**LISTING**.
#####

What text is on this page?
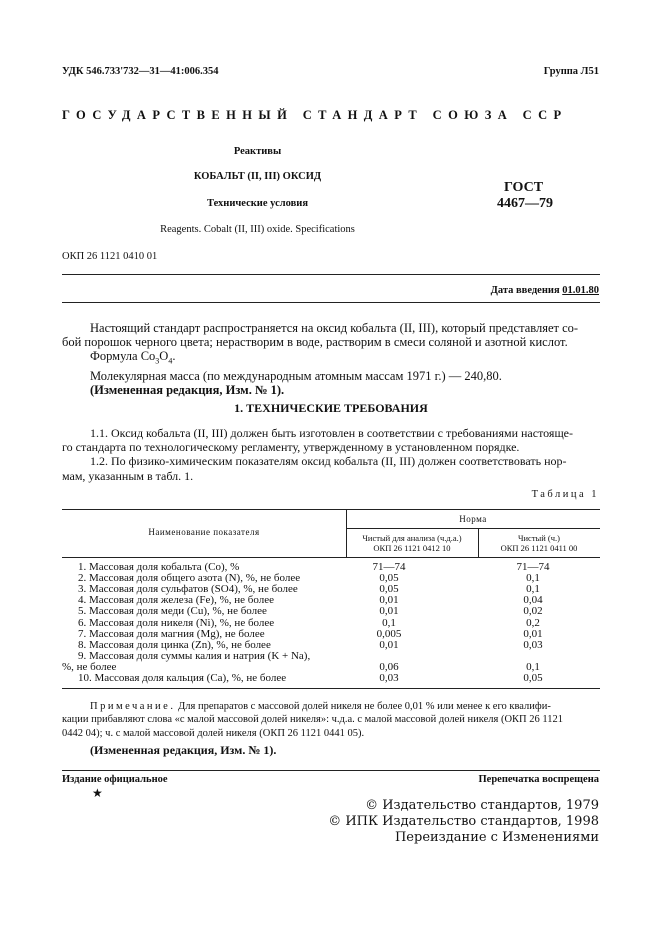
УДК 546.733'732—31—41:006.354	Группа Л51
ГОСУДАРСТВЕННЫЙ СТАНДАРТ СОЮЗА ССР
Реактивы
КОБАЛЬТ (II, III) ОКСИД
Технические условия
Reagents. Cobalt (II, III) oxide. Specifications
ГОСТ
4467—79
ОКП 26 1121 0410 01
Дата введения 01.01.80
Настоящий стандарт распространяется на оксид кобальта (II, III), который представляет со-
бой порошок черного цвета; нерастворим в воде, растворим в смеси соляной и азотной кислот.
Формула $Co_3O_4$.
Молекулярная масса (по международным атомным массам 1971 г.) — 240,80.
(Измененная редакция, Изм. № 1).
1. ТЕХНИЧЕСКИЕ ТРЕБОВАНИЯ
1.1. Оксид кобальта (II, III) должен быть изготовлен в соответствии с требованиями настояще-
го стандарта по технологическому регламенту, утвержденному в установленном порядке.
1.2. По физико-химическим показателям оксид кобальта (II, III) должен соответствовать нор-
мам, указанным в табл. 1.
Таблица 1
Наименование показателя
Норма
Чистый для анализа (ч.д.а.)
ОКП 26 1121 0412 10
Чистый (ч.)
ОКП 26 1121 0411 00
1. Массовая доля кобальта (Co), %	71—74	71—74
2. Массовая доля общего азота (N), %, не более	0,05	0,1
3. Массовая доля сульфатов (SO4), %, не более	0,05	0,1
4. Массовая доля железа (Fe), %, не более	0,01	0,04
5. Массовая доля меди (Cu), %, не более	0,01	0,02
6. Массовая доля никеля (Ni), %, не более	0,1	0,2
7. Массовая доля магния (Mg), не более	0,005	0,01
8. Массовая доля цинка (Zn), %, не более	0,01	0,03
9. Массовая доля суммы калия и натрия (K + Na),
%, не более	0,06	0,1
10. Массовая доля кальция (Ca), %, не более	0,03	0,05
Примечание. Для препаратов с массовой долей никеля не более 0,01 % или менее к его квалифи-
кации прибавляют слова «с малой массовой долей никеля»: ч.д.а. с малой массовой долей никеля (ОКП 26 1121
0442 04); ч. с малой массовой долей никеля (ОКП 26 1121 0441 05).
(Измененная редакция, Изм. № 1).
Издание официальное	Перепечатка воспрещена
★
© Издательство стандартов, 1979
© ИПК Издательство стандартов, 1998
Переиздание с Изменениями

#####

**WORK TO COMPLETE**.
The records above must be printed exactly; the pictures stay out.

**EXERCISE OUTPUT**.
What text is on this page?
УДК 546.733'732—31—41:006.354	Группа Л51
ГОСУДАРСТВЕННЫЙ СТАНДАРТ СОЮЗА ССР
Реактивы
КОБАЛЬТ (II, III) ОКСИД
Технические условия
Reagents. Cobalt (II, III) oxide. Specifications
ГОСТ
4467—79
ОКП 26 1121 0410 01
Дата введения 01.01.80
Настоящий стандарт распространяется на оксид кобальта (II, III), который представляет со-
бой порошок черного цвета; нерастворим в воде, растворим в смеси соляной и азотной кислот.
Формула $Co_3O_4$.
Молекулярная масса (по международным атомным массам 1971 г.) — 240,80.
(Измененная редакция, Изм. № 1).
1. ТЕХНИЧЕСКИЕ ТРЕБОВАНИЯ
1.1. Оксид кобальта (II, III) должен быть изготовлен в соответствии с требованиями настояще-
го стандарта по технологическому регламенту, утвержденному в установленном порядке.
1.2. По физико-химическим показателям оксид кобальта (II, III) должен соответствовать нор-
мам, указанным в табл. 1.
Таблица 1
Наименование показателя
Норма
Чистый для анализа (ч.д.а.)
ОКП 26 1121 0412 10
Чистый (ч.)
ОКП 26 1121 0411 00
1. Массовая доля кобальта (Co), %	71—74	71—74
2. Массовая доля общего азота (N), %, не более	0,05	0,1
3. Массовая доля сульфатов (SO4), %, не более	0,05	0,1
4. Массовая доля железа (Fe), %, не более	0,01	0,04
5. Массовая доля меди (Cu), %, не более	0,01	0,02
6. Массовая доля никеля (Ni), %, не более	0,1	0,2
7. Массовая доля магния (Mg), не более	0,005	0,01
8. Массовая доля цинка (Zn), %, не более	0,01	0,03
9. Массовая доля суммы калия и натрия (K + Na),
%, не более	0,06	0,1
10. Массовая доля кальция (Ca), %, не более	0,03	0,05
Примечание. Для препаратов с массовой долей никеля не более 0,01 % или менее к его квалифи-
кации прибавляют слова «с малой массовой долей никеля»: ч.д.а. с малой массовой долей никеля (ОКП 26 1121
0442 04); ч. с малой массовой долей никеля (ОКП 26 1121 0441 05).
(Измененная редакция, Изм. № 1).
Издание официальное	Перепечатка воспрещена
★
© Издательство стандартов, 1979
© ИПК Издательство стандартов, 1998
Переиздание с Изменениями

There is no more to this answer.